**Set task**
State how many of the rows below contain the string "живет", treating uppercase and lowercase as distinct, and give only the number.

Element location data
**********
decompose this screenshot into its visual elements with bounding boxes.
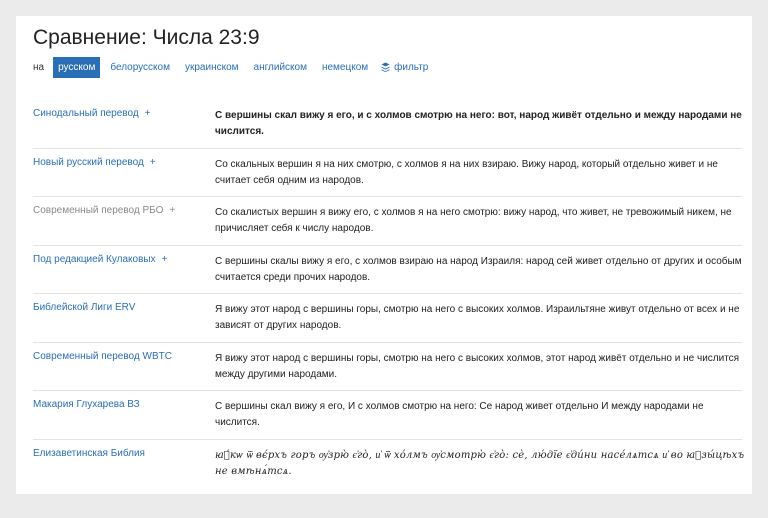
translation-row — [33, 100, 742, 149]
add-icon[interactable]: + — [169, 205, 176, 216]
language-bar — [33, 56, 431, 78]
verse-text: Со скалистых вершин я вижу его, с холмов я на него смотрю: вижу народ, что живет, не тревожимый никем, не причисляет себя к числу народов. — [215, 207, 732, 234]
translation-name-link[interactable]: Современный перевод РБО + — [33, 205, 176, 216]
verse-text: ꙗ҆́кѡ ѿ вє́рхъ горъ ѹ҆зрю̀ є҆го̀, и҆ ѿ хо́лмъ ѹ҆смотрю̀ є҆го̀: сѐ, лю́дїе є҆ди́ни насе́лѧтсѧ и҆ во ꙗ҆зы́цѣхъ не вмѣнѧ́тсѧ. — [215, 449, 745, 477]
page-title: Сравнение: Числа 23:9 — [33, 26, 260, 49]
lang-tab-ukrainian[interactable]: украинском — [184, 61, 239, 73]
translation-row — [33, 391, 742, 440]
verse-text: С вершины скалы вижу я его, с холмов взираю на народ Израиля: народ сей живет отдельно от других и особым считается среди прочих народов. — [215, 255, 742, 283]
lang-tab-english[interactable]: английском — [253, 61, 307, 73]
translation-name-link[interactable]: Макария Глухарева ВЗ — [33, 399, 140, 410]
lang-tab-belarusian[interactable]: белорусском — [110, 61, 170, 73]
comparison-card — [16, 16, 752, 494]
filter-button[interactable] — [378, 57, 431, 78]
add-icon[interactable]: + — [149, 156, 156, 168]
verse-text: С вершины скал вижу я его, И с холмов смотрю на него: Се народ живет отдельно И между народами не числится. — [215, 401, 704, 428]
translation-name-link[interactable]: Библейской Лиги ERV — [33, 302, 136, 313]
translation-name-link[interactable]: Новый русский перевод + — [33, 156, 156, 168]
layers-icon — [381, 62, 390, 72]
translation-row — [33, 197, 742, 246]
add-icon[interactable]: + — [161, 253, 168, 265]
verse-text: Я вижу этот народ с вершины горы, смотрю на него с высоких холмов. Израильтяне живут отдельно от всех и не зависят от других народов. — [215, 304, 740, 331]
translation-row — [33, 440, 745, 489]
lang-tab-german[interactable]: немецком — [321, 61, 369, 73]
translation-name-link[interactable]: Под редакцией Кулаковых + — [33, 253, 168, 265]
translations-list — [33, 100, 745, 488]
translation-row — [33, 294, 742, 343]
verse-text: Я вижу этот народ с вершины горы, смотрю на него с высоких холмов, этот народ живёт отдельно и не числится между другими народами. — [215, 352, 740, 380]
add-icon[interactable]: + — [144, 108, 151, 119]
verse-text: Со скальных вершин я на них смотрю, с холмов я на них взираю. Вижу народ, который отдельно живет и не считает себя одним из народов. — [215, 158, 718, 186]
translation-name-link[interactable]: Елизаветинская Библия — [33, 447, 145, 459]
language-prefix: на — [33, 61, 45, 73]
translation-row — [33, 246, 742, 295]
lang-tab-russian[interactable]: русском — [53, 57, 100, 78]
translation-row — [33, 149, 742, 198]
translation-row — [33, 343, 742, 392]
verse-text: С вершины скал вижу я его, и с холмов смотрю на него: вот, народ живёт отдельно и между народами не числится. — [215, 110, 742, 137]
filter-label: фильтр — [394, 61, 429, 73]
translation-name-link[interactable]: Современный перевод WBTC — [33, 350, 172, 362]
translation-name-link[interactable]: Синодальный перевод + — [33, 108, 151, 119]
**********
**Completed task**
4